What you are asked to do
Keep the pictures out of the copy and print all the entries below exactly.

Information given
::::

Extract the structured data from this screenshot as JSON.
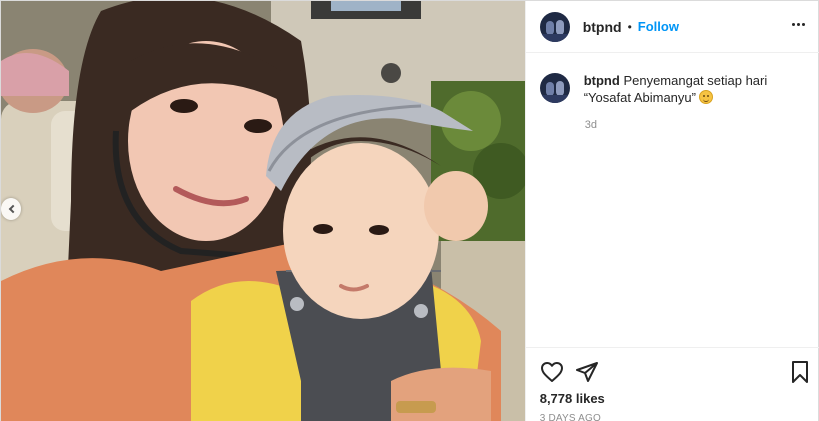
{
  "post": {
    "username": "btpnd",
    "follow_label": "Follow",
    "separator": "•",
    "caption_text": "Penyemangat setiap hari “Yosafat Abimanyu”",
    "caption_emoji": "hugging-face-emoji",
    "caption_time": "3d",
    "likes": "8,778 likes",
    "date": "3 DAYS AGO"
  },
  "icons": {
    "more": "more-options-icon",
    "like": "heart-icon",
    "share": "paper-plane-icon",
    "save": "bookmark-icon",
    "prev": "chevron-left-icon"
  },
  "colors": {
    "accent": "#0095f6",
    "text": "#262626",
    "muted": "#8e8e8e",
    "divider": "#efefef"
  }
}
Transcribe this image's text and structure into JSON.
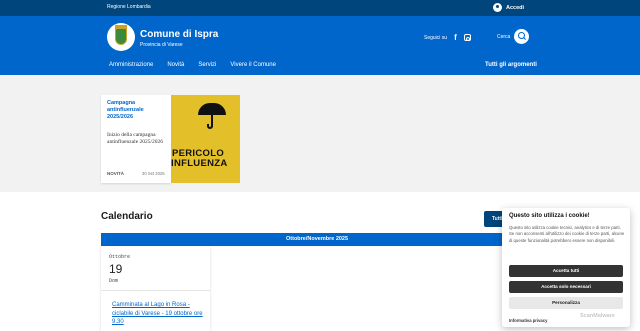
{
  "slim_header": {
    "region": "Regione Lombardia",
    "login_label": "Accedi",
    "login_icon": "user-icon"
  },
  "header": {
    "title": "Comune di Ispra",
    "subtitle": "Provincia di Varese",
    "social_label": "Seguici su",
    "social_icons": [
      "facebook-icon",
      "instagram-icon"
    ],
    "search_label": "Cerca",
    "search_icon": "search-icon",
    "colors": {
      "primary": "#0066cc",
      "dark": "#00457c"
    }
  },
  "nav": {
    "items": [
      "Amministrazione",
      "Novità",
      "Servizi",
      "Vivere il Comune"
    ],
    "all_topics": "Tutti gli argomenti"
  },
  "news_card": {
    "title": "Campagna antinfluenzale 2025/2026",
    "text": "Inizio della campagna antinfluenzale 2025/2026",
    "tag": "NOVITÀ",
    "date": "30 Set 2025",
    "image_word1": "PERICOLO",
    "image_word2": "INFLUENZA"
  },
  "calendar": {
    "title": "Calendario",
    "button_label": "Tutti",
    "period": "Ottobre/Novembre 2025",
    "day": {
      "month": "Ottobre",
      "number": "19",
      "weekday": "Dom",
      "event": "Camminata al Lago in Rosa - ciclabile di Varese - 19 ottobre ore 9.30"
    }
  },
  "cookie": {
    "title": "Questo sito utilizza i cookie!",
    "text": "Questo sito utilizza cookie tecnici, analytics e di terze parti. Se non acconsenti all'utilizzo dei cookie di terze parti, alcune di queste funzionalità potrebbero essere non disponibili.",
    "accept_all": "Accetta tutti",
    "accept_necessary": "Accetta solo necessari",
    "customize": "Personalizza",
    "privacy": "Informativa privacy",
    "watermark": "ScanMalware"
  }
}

::::

Task response
Extract the structured data from this screenshot as JSON.
{
  "post": {
    "username": "btpnd",
    "follow_label": "Follow",
    "separator": "•",
    "caption_text": "Penyemangat setiap hari “Yosafat Abimanyu”",
    "caption_emoji": "hugging-face-emoji",
    "caption_time": "3d",
    "likes": "8,778 likes",
    "date": "3 DAYS AGO"
  },
  "icons": {
    "more": "more-options-icon",
    "like": "heart-icon",
    "share": "paper-plane-icon",
    "save": "bookmark-icon",
    "prev": "chevron-left-icon"
  },
  "colors": {
    "accent": "#0095f6",
    "text": "#262626",
    "muted": "#8e8e8e",
    "divider": "#efefef"
  }
}
Transcribe this image's text and structure into JSON.
{
  "slim_header": {
    "region": "Regione Lombardia",
    "login_label": "Accedi",
    "login_icon": "user-icon"
  },
  "header": {
    "title": "Comune di Ispra",
    "subtitle": "Provincia di Varese",
    "social_label": "Seguici su",
    "social_icons": [
      "facebook-icon",
      "instagram-icon"
    ],
    "search_label": "Cerca",
    "search_icon": "search-icon",
    "colors": {
      "primary": "#0066cc",
      "dark": "#00457c"
    }
  },
  "nav": {
    "items": [
      "Amministrazione",
      "Novità",
      "Servizi",
      "Vivere il Comune"
    ],
    "all_topics": "Tutti gli argomenti"
  },
  "news_card": {
    "title": "Campagna antinfluenzale 2025/2026",
    "text": "Inizio della campagna antinfluenzale 2025/2026",
    "tag": "NOVITÀ",
    "date": "30 Set 2025",
    "image_word1": "PERICOLO",
    "image_word2": "INFLUENZA"
  },
  "calendar": {
    "title": "Calendario",
    "button_label": "Tutti",
    "period": "Ottobre/Novembre 2025",
    "day": {
      "month": "Ottobre",
      "number": "19",
      "weekday": "Dom",
      "event": "Camminata al Lago in Rosa - ciclabile di Varese - 19 ottobre ore 9.30"
    }
  },
  "cookie": {
    "title": "Questo sito utilizza i cookie!",
    "text": "Questo sito utilizza cookie tecnici, analytics e di terze parti. Se non acconsenti all'utilizzo dei cookie di terze parti, alcune di queste funzionalità potrebbero essere non disponibili.",
    "accept_all": "Accetta tutti",
    "accept_necessary": "Accetta solo necessari",
    "customize": "Personalizza",
    "privacy": "Informativa privacy",
    "watermark": "ScanMalware"
  }
}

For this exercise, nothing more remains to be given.